→ **PROVIDED INFORMATION**

>> Start

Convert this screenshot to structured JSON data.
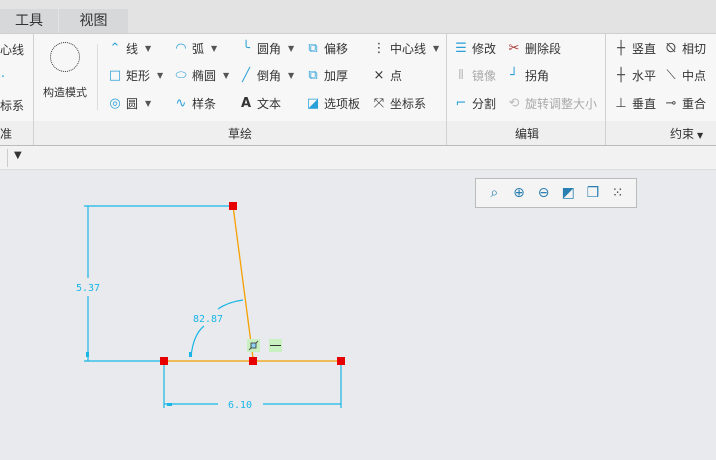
{
  "tabs": [
    {
      "label": "工具"
    },
    {
      "label": "视图"
    }
  ],
  "ribbon": {
    "datum_partial": {
      "items": [
        "心线",
        "",
        "标系"
      ],
      "label": "准"
    },
    "sketch": {
      "construction_mode": "构造模式",
      "items": [
        {
          "label": "线",
          "icon": "line-icon",
          "dropdown": true
        },
        {
          "label": "矩形",
          "icon": "rectangle-icon",
          "dropdown": true
        },
        {
          "label": "圆",
          "icon": "circle-icon",
          "dropdown": true
        },
        {
          "label": "弧",
          "icon": "arc-icon",
          "dropdown": true
        },
        {
          "label": "椭圆",
          "icon": "ellipse-icon",
          "dropdown": true
        },
        {
          "label": "样条",
          "icon": "spline-icon",
          "dropdown": false
        },
        {
          "label": "圆角",
          "icon": "fillet-icon",
          "dropdown": true
        },
        {
          "label": "倒角",
          "icon": "chamfer-icon",
          "dropdown": true
        },
        {
          "label": "文本",
          "icon": "text-icon",
          "dropdown": false
        },
        {
          "label": "偏移",
          "icon": "offset-icon",
          "dropdown": false
        },
        {
          "label": "加厚",
          "icon": "thicken-icon",
          "dropdown": false
        },
        {
          "label": "选项板",
          "icon": "palette-icon",
          "dropdown": false
        },
        {
          "label": "中心线",
          "icon": "centerline-icon",
          "dropdown": true
        },
        {
          "label": "点",
          "icon": "point-icon",
          "dropdown": false
        },
        {
          "label": "坐标系",
          "icon": "coordinate-system-icon",
          "dropdown": false
        }
      ],
      "label": "草绘"
    },
    "edit": {
      "items": [
        {
          "label": "修改",
          "enabled": true
        },
        {
          "label": "镜像",
          "enabled": false
        },
        {
          "label": "分割",
          "enabled": true
        },
        {
          "label": "删除段",
          "enabled": true
        },
        {
          "label": "拐角",
          "enabled": true
        },
        {
          "label": "旋转调整大小",
          "enabled": false
        }
      ],
      "label": "编辑"
    },
    "constraints": {
      "items": [
        "竖直",
        "水平",
        "垂直",
        "相切",
        "中点",
        "重合"
      ],
      "label": "约束"
    }
  },
  "sketch": {
    "dim_vertical": "5.37",
    "dim_horizontal": "6.10",
    "dim_angle": "82.87"
  },
  "colors": {
    "dimension": "#19b6e6",
    "selected": "#f5a000",
    "point": "#e60000"
  }
}
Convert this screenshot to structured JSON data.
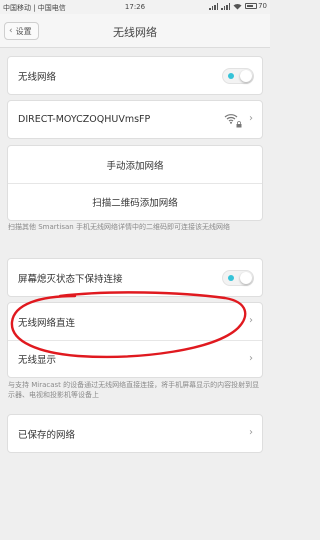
{
  "status_bar": {
    "carrier": "中国移动 | 中国电信",
    "time": "17:26",
    "battery": "70"
  },
  "nav": {
    "back_label": "设置",
    "title": "无线网络"
  },
  "wifi_toggle": {
    "label": "无线网络",
    "on": true
  },
  "network": {
    "ssid": "DIRECT-MOYCZOQHUVmsFP"
  },
  "actions": {
    "add_manual": "手动添加网络",
    "scan_qr": "扫描二维码添加网络"
  },
  "qr_note": "扫描其他 Smartisan 手机无线网络详情中的二维码即可连接该无线网络",
  "keep_on": {
    "label": "屏幕熄灭状态下保持连接",
    "on": true
  },
  "wifi_direct": {
    "label": "无线网络直连"
  },
  "wireless_display": {
    "label": "无线显示"
  },
  "miracast_note": "与支持 Miracast 的设备通过无线网络直接连接，将手机屏幕显示的内容投射到显示器、电视和投影机等设备上",
  "saved_networks": {
    "label": "已保存的网络"
  },
  "colors": {
    "accent": "#35c3d8",
    "annotation": "#e0191f"
  }
}
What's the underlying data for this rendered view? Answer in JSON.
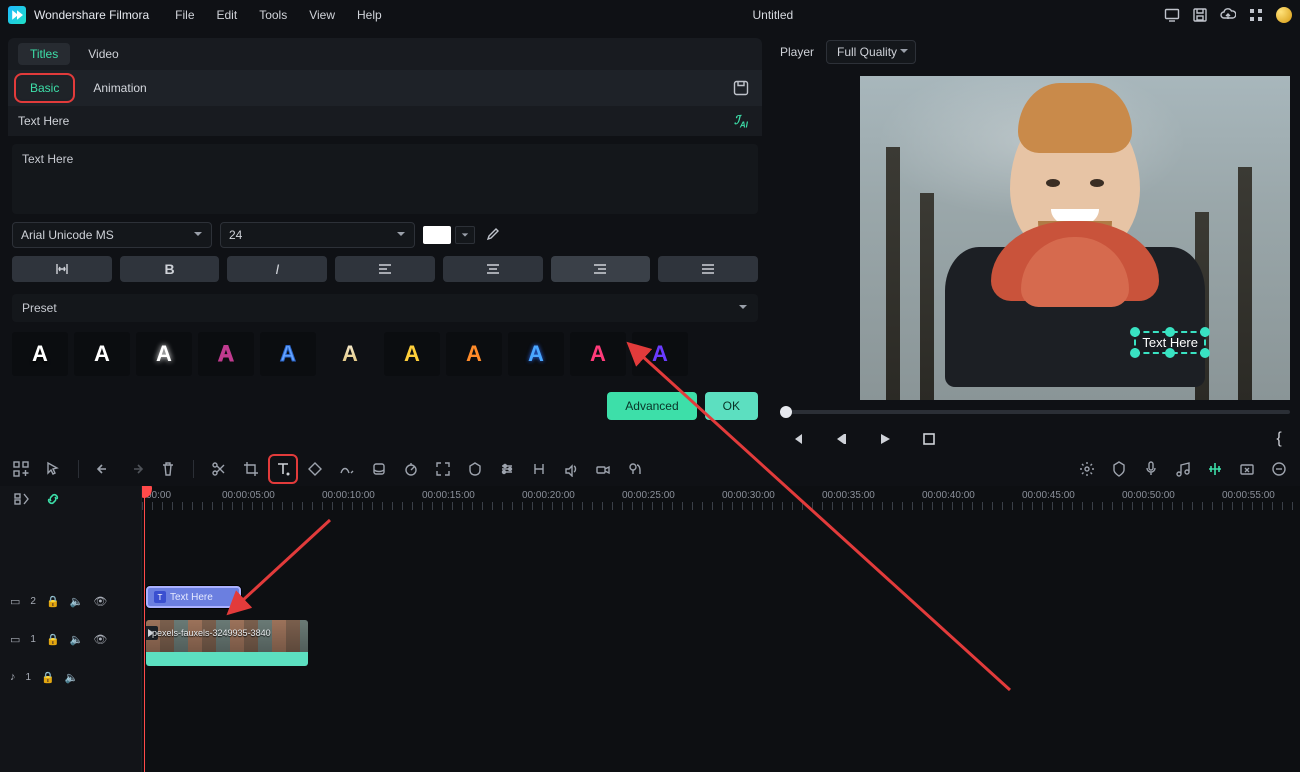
{
  "app": {
    "name": "Wondershare Filmora",
    "document_title": "Untitled"
  },
  "menus": [
    "File",
    "Edit",
    "Tools",
    "View",
    "Help"
  ],
  "titles_panel": {
    "tabs": [
      "Titles",
      "Video"
    ],
    "active_tab": "Titles",
    "subtabs": [
      "Basic",
      "Animation"
    ],
    "active_subtab": "Basic",
    "magic_label": "AI",
    "title_row": "Text Here",
    "text_value": "Text Here",
    "font": "Arial Unicode MS",
    "font_size": "24",
    "color_hex": "#FFFFFF",
    "preset_label": "Preset",
    "buttons": {
      "advanced": "Advanced",
      "ok": "OK"
    }
  },
  "player": {
    "label": "Player",
    "quality": "Full Quality",
    "overlay_text": "Text Here"
  },
  "timeline": {
    "ruler": [
      "00:00",
      "00:00:05:00",
      "00:00:10:00",
      "00:00:15:00",
      "00:00:20:00",
      "00:00:25:00",
      "00:00:30:00",
      "00:00:35:00",
      "00:00:40:00",
      "00:00:45:00",
      "00:00:50:00",
      "00:00:55:00"
    ],
    "tracks": {
      "title": {
        "idx": "2",
        "clip_label": "Text Here"
      },
      "video": {
        "idx": "1",
        "clip_label": "pexels-fauxels-3249935-3840"
      },
      "audio": {
        "idx": "1"
      }
    }
  }
}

>> End

Reproduce the listing exactly. Leave its pictures out.

Convert this screenshot to structured JSON data.
{
  "tabs": [
    {
      "label": "工具"
    },
    {
      "label": "视图"
    }
  ],
  "ribbon": {
    "datum_partial": {
      "items": [
        "心线",
        "",
        "标系"
      ],
      "label": "准"
    },
    "sketch": {
      "construction_mode": "构造模式",
      "items": [
        {
          "label": "线",
          "icon": "line-icon",
          "dropdown": true
        },
        {
          "label": "矩形",
          "icon": "rectangle-icon",
          "dropdown": true
        },
        {
          "label": "圆",
          "icon": "circle-icon",
          "dropdown": true
        },
        {
          "label": "弧",
          "icon": "arc-icon",
          "dropdown": true
        },
        {
          "label": "椭圆",
          "icon": "ellipse-icon",
          "dropdown": true
        },
        {
          "label": "样条",
          "icon": "spline-icon",
          "dropdown": false
        },
        {
          "label": "圆角",
          "icon": "fillet-icon",
          "dropdown": true
        },
        {
          "label": "倒角",
          "icon": "chamfer-icon",
          "dropdown": true
        },
        {
          "label": "文本",
          "icon": "text-icon",
          "dropdown": false
        },
        {
          "label": "偏移",
          "icon": "offset-icon",
          "dropdown": false
        },
        {
          "label": "加厚",
          "icon": "thicken-icon",
          "dropdown": false
        },
        {
          "label": "选项板",
          "icon": "palette-icon",
          "dropdown": false
        },
        {
          "label": "中心线",
          "icon": "centerline-icon",
          "dropdown": true
        },
        {
          "label": "点",
          "icon": "point-icon",
          "dropdown": false
        },
        {
          "label": "坐标系",
          "icon": "coordinate-system-icon",
          "dropdown": false
        }
      ],
      "label": "草绘"
    },
    "edit": {
      "items": [
        {
          "label": "修改",
          "enabled": true
        },
        {
          "label": "镜像",
          "enabled": false
        },
        {
          "label": "分割",
          "enabled": true
        },
        {
          "label": "删除段",
          "enabled": true
        },
        {
          "label": "拐角",
          "enabled": true
        },
        {
          "label": "旋转调整大小",
          "enabled": false
        }
      ],
      "label": "编辑"
    },
    "constraints": {
      "items": [
        "竖直",
        "水平",
        "垂直",
        "相切",
        "中点",
        "重合"
      ],
      "label": "约束"
    }
  },
  "sketch": {
    "dim_vertical": "5.37",
    "dim_horizontal": "6.10",
    "dim_angle": "82.87"
  },
  "colors": {
    "dimension": "#19b6e6",
    "selected": "#f5a000",
    "point": "#e60000"
  }
}
Convert this screenshot to structured JSON data.
{
  "status_bar": {
    "carrier": "中国移动 | 中国电信",
    "time": "17:26",
    "battery": "70"
  },
  "nav": {
    "back_label": "设置",
    "title": "无线网络"
  },
  "wifi_toggle": {
    "label": "无线网络",
    "on": true
  },
  "network": {
    "ssid": "DIRECT-MOYCZOQHUVmsFP"
  },
  "actions": {
    "add_manual": "手动添加网络",
    "scan_qr": "扫描二维码添加网络"
  },
  "qr_note": "扫描其他 Smartisan 手机无线网络详情中的二维码即可连接该无线网络",
  "keep_on": {
    "label": "屏幕熄灭状态下保持连接",
    "on": true
  },
  "wifi_direct": {
    "label": "无线网络直连"
  },
  "wireless_display": {
    "label": "无线显示"
  },
  "miracast_note": "与支持 Miracast 的设备通过无线网络直接连接，将手机屏幕显示的内容投射到显示器、电视和投影机等设备上",
  "saved_networks": {
    "label": "已保存的网络"
  },
  "colors": {
    "accent": "#35c3d8",
    "annotation": "#e0191f"
  }
}
What's the underlying data for this rendered view? Answer in JSON.
{
  "app": {
    "name": "Wondershare Filmora",
    "document_title": "Untitled"
  },
  "menus": [
    "File",
    "Edit",
    "Tools",
    "View",
    "Help"
  ],
  "titles_panel": {
    "tabs": [
      "Titles",
      "Video"
    ],
    "active_tab": "Titles",
    "subtabs": [
      "Basic",
      "Animation"
    ],
    "active_subtab": "Basic",
    "magic_label": "AI",
    "title_row": "Text Here",
    "text_value": "Text Here",
    "font": "Arial Unicode MS",
    "font_size": "24",
    "color_hex": "#FFFFFF",
    "preset_label": "Preset",
    "buttons": {
      "advanced": "Advanced",
      "ok": "OK"
    }
  },
  "player": {
    "label": "Player",
    "quality": "Full Quality",
    "overlay_text": "Text Here"
  },
  "timeline": {
    "ruler": [
      "00:00",
      "00:00:05:00",
      "00:00:10:00",
      "00:00:15:00",
      "00:00:20:00",
      "00:00:25:00",
      "00:00:30:00",
      "00:00:35:00",
      "00:00:40:00",
      "00:00:45:00",
      "00:00:50:00",
      "00:00:55:00"
    ],
    "tracks": {
      "title": {
        "idx": "2",
        "clip_label": "Text Here"
      },
      "video": {
        "idx": "1",
        "clip_label": "pexels-fauxels-3249935-3840"
      },
      "audio": {
        "idx": "1"
      }
    }
  }
}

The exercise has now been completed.